__Excerpted data__
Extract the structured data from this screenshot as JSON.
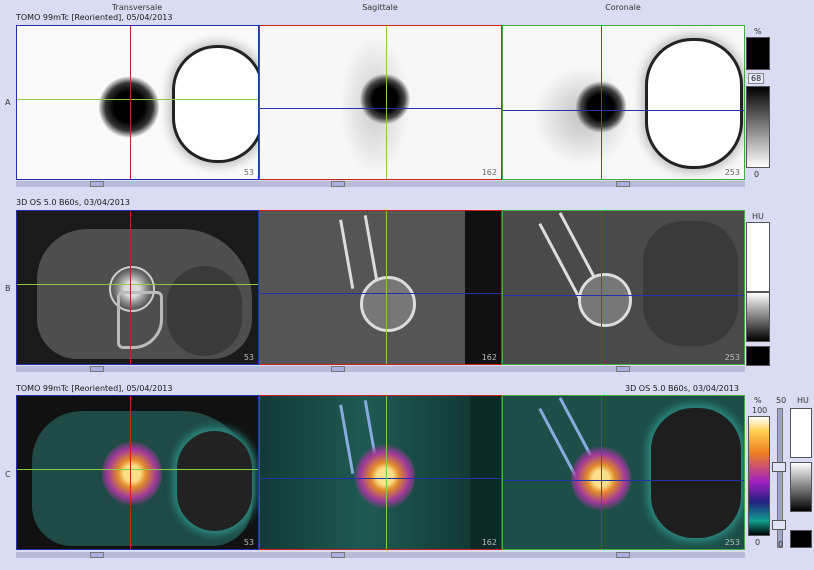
{
  "columns": {
    "transversal": "Transversale",
    "sagittal": "Sagittale",
    "coronal": "Coronale"
  },
  "rows": {
    "a": {
      "label": "A",
      "series": "TOMO 99mTc [Reoriented], 05/04/2013"
    },
    "b": {
      "label": "B",
      "series": "3D  OS  5.0  B60s, 03/04/2013"
    },
    "c": {
      "label": "C",
      "series_left": "TOMO 99mTc [Reoriented], 05/04/2013",
      "series_right": "3D  OS  5.0  B60s, 03/04/2013"
    }
  },
  "slices": {
    "transversal": "53",
    "sagittal": "162",
    "coronal": "253"
  },
  "colorbars": {
    "a": {
      "unit": "%",
      "mid": "68",
      "min": "0"
    },
    "b": {
      "unit": "HU"
    },
    "c": {
      "unit": "%",
      "max": "100",
      "min": "0",
      "unit2": "HU",
      "level": "50"
    }
  },
  "colors": {
    "crosshair_red": "#cc2020",
    "crosshair_green": "#88cc44",
    "crosshair_blue": "#2233aa",
    "background": "#d9dcf2"
  }
}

__What is being asked__
Working from the lines above, reproduce the material exactly and exclude its pictures.

__Answer to this task__
Extract the structured data from this screenshot as JSON.
{
  "columns": {
    "transversal": "Transversale",
    "sagittal": "Sagittale",
    "coronal": "Coronale"
  },
  "rows": {
    "a": {
      "label": "A",
      "series": "TOMO 99mTc [Reoriented], 05/04/2013"
    },
    "b": {
      "label": "B",
      "series": "3D  OS  5.0  B60s, 03/04/2013"
    },
    "c": {
      "label": "C",
      "series_left": "TOMO 99mTc [Reoriented], 05/04/2013",
      "series_right": "3D  OS  5.0  B60s, 03/04/2013"
    }
  },
  "slices": {
    "transversal": "53",
    "sagittal": "162",
    "coronal": "253"
  },
  "colorbars": {
    "a": {
      "unit": "%",
      "mid": "68",
      "min": "0"
    },
    "b": {
      "unit": "HU"
    },
    "c": {
      "unit": "%",
      "max": "100",
      "min": "0",
      "unit2": "HU",
      "level": "50"
    }
  },
  "colors": {
    "crosshair_red": "#cc2020",
    "crosshair_green": "#88cc44",
    "crosshair_blue": "#2233aa",
    "background": "#d9dcf2"
  }
}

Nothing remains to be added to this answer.